[Problem description]:
An exact copy of every record is needed.

[Given data]:
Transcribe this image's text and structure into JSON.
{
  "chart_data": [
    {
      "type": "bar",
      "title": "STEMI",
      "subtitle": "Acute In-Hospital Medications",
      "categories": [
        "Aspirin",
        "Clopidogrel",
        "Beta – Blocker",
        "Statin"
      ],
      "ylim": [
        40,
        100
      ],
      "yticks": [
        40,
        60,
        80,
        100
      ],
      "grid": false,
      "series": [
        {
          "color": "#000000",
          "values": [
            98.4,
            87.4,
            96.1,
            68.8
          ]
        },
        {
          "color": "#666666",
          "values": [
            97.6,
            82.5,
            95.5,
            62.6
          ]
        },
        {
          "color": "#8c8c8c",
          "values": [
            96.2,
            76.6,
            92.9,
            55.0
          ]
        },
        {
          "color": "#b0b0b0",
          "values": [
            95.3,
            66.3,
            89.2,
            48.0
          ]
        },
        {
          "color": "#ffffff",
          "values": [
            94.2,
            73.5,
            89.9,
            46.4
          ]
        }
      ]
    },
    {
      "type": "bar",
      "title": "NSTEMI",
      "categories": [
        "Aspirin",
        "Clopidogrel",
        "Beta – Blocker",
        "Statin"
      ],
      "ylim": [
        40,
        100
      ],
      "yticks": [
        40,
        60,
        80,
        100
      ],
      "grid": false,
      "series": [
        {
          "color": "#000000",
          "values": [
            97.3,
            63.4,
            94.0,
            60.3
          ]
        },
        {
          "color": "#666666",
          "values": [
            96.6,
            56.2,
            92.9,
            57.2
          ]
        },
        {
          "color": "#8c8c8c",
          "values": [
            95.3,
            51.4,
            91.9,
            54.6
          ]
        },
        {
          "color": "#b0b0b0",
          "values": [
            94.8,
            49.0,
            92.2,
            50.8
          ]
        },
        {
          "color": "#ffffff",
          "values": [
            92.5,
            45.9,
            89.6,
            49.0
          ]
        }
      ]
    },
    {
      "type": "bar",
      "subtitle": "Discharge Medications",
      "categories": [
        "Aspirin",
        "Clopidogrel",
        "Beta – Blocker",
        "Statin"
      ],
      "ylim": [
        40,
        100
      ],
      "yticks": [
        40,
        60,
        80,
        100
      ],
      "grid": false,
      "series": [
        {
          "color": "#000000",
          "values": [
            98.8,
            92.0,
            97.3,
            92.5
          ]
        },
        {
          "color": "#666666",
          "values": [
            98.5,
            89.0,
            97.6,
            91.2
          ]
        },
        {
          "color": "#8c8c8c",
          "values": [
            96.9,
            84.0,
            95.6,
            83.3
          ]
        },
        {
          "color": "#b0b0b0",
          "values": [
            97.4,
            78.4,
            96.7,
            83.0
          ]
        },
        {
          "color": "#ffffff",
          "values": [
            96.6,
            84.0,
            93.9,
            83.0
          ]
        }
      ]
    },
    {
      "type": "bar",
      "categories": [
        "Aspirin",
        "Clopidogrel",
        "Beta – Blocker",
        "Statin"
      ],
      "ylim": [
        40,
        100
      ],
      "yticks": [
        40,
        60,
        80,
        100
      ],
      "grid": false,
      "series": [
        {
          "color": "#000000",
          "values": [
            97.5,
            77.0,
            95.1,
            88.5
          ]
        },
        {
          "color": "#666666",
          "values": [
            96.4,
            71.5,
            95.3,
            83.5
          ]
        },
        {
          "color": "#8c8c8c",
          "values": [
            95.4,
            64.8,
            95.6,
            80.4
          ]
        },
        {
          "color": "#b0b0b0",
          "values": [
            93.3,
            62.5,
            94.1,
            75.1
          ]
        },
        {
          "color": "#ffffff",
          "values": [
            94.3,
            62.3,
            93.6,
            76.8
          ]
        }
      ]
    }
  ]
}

[Problem solution]:
Transcribe this image's text and structure into JSON.
{
  "chart_data": [
    {
      "type": "bar",
      "title": "STEMI",
      "subtitle": "Acute In-Hospital Medications",
      "categories": [
        "Aspirin",
        "Clopidogrel",
        "Beta – Blocker",
        "Statin"
      ],
      "ylim": [
        40,
        100
      ],
      "yticks": [
        40,
        60,
        80,
        100
      ],
      "grid": false,
      "series": [
        {
          "color": "#000000",
          "values": [
            98.4,
            87.4,
            96.1,
            68.8
          ]
        },
        {
          "color": "#666666",
          "values": [
            97.6,
            82.5,
            95.5,
            62.6
          ]
        },
        {
          "color": "#8c8c8c",
          "values": [
            96.2,
            76.6,
            92.9,
            55.0
          ]
        },
        {
          "color": "#b0b0b0",
          "values": [
            95.3,
            66.3,
            89.2,
            48.0
          ]
        },
        {
          "color": "#ffffff",
          "values": [
            94.2,
            73.5,
            89.9,
            46.4
          ]
        }
      ]
    },
    {
      "type": "bar",
      "title": "NSTEMI",
      "categories": [
        "Aspirin",
        "Clopidogrel",
        "Beta – Blocker",
        "Statin"
      ],
      "ylim": [
        40,
        100
      ],
      "yticks": [
        40,
        60,
        80,
        100
      ],
      "grid": false,
      "series": [
        {
          "color": "#000000",
          "values": [
            97.3,
            63.4,
            94.0,
            60.3
          ]
        },
        {
          "color": "#666666",
          "values": [
            96.6,
            56.2,
            92.9,
            57.2
          ]
        },
        {
          "color": "#8c8c8c",
          "values": [
            95.3,
            51.4,
            91.9,
            54.6
          ]
        },
        {
          "color": "#b0b0b0",
          "values": [
            94.8,
            49.0,
            92.2,
            50.8
          ]
        },
        {
          "color": "#ffffff",
          "values": [
            92.5,
            45.9,
            89.6,
            49.0
          ]
        }
      ]
    },
    {
      "type": "bar",
      "subtitle": "Discharge Medications",
      "categories": [
        "Aspirin",
        "Clopidogrel",
        "Beta – Blocker",
        "Statin"
      ],
      "ylim": [
        40,
        100
      ],
      "yticks": [
        40,
        60,
        80,
        100
      ],
      "grid": false,
      "series": [
        {
          "color": "#000000",
          "values": [
            98.8,
            92.0,
            97.3,
            92.5
          ]
        },
        {
          "color": "#666666",
          "values": [
            98.5,
            89.0,
            97.6,
            91.2
          ]
        },
        {
          "color": "#8c8c8c",
          "values": [
            96.9,
            84.0,
            95.6,
            83.3
          ]
        },
        {
          "color": "#b0b0b0",
          "values": [
            97.4,
            78.4,
            96.7,
            83.0
          ]
        },
        {
          "color": "#ffffff",
          "values": [
            96.6,
            84.0,
            93.9,
            83.0
          ]
        }
      ]
    },
    {
      "type": "bar",
      "categories": [
        "Aspirin",
        "Clopidogrel",
        "Beta – Blocker",
        "Statin"
      ],
      "ylim": [
        40,
        100
      ],
      "yticks": [
        40,
        60,
        80,
        100
      ],
      "grid": false,
      "series": [
        {
          "color": "#000000",
          "values": [
            97.5,
            77.0,
            95.1,
            88.5
          ]
        },
        {
          "color": "#666666",
          "values": [
            96.4,
            71.5,
            95.3,
            83.5
          ]
        },
        {
          "color": "#8c8c8c",
          "values": [
            95.4,
            64.8,
            95.6,
            80.4
          ]
        },
        {
          "color": "#b0b0b0",
          "values": [
            93.3,
            62.5,
            94.1,
            75.1
          ]
        },
        {
          "color": "#ffffff",
          "values": [
            94.3,
            62.3,
            93.6,
            76.8
          ]
        }
      ]
    }
  ]
}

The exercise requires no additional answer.